** start of Information provided **

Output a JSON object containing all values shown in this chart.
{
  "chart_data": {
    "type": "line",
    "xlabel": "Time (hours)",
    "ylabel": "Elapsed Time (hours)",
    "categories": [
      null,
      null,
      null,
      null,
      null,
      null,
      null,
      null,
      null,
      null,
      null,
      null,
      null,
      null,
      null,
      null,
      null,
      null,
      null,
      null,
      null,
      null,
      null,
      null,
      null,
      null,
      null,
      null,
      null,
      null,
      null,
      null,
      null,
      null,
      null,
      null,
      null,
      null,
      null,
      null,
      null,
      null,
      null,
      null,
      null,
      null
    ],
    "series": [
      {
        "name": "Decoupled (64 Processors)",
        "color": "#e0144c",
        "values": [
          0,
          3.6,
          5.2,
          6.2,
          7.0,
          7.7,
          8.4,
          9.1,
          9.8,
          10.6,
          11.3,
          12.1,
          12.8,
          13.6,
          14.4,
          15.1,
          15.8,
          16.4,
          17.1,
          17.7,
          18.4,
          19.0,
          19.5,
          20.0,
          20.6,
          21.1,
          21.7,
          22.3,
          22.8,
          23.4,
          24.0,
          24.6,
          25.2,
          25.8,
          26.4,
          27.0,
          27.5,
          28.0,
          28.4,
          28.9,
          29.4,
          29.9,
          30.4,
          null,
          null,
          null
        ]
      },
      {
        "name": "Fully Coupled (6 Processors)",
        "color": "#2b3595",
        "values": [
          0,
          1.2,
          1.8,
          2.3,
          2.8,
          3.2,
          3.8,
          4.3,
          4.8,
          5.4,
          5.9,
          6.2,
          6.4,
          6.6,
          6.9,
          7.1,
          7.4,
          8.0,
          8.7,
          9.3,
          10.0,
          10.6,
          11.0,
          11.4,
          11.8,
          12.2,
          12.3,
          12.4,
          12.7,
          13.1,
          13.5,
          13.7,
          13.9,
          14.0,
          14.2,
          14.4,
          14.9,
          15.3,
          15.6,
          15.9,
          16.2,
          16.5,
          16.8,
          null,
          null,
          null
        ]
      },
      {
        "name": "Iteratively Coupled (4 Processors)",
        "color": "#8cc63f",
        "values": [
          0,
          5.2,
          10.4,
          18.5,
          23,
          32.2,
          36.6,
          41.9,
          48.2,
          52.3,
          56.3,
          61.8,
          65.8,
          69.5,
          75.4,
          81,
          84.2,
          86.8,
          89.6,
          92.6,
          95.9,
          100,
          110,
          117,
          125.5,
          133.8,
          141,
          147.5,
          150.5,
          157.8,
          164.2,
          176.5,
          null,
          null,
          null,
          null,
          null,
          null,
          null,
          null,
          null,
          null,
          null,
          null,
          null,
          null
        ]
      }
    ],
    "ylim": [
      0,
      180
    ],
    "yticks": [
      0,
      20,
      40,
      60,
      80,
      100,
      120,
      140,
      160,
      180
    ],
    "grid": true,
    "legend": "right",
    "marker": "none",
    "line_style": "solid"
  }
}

** end of Information provided **
** start of Information provided **

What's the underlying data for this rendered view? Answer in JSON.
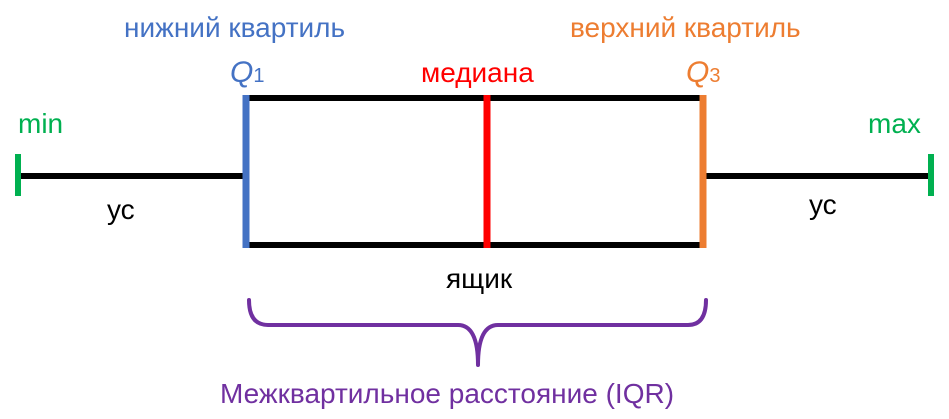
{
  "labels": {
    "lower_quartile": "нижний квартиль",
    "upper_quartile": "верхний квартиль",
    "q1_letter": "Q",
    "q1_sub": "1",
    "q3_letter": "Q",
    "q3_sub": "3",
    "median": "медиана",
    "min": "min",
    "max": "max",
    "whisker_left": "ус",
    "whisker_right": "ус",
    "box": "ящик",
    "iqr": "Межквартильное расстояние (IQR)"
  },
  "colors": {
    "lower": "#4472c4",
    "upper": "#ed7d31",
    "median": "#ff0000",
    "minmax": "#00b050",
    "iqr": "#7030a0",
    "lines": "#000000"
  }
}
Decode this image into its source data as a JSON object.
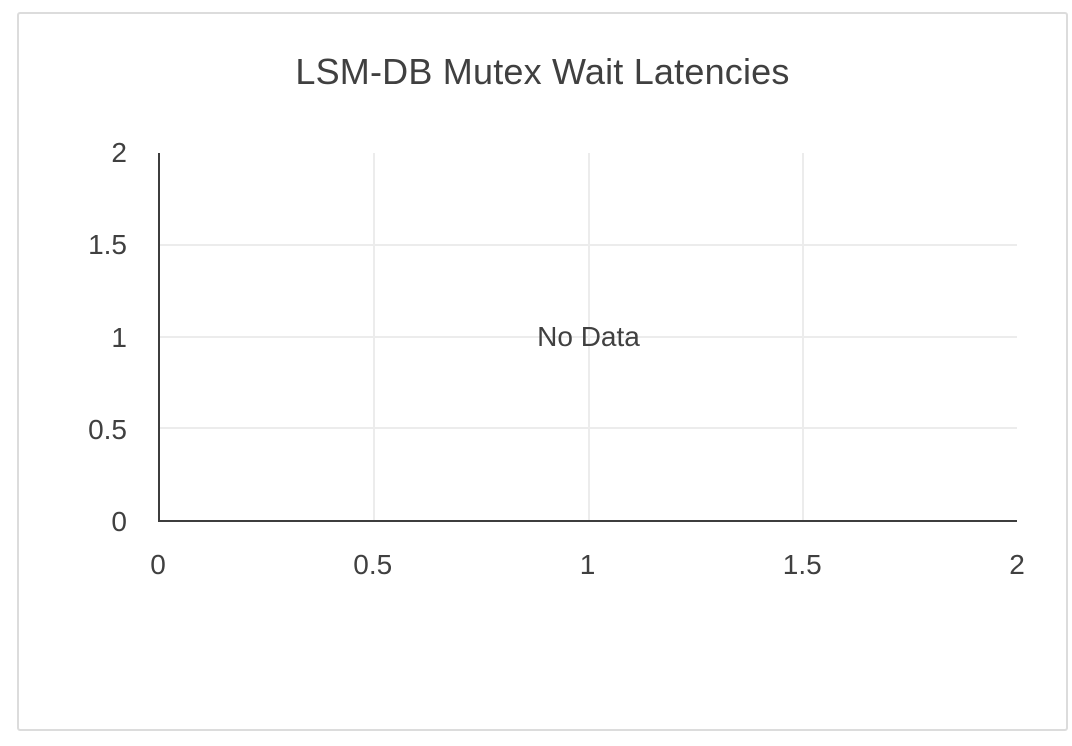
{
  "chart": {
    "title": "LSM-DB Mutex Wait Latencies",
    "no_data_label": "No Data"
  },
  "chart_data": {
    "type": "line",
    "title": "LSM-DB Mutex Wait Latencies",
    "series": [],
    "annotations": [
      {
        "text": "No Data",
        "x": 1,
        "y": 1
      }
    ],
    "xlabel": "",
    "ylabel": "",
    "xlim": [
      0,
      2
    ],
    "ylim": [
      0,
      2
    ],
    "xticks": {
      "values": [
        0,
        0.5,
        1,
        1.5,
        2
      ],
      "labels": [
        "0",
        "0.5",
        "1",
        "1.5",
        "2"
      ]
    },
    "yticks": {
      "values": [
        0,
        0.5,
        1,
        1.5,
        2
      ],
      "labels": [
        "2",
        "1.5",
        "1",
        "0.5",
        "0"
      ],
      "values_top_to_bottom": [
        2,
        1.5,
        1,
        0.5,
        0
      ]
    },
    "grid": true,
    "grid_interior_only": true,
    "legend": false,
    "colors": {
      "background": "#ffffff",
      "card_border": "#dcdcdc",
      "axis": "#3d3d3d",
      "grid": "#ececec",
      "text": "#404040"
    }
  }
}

** end of Information provided **

Request
Find every line in the records above that holds the word "name", and copy each one.

Solution to this exercise
        "name": "Decoupled (64 Processors)",
        "name": "Fully Coupled (6 Processors)",
        "name": "Iteratively Coupled (4 Processors)",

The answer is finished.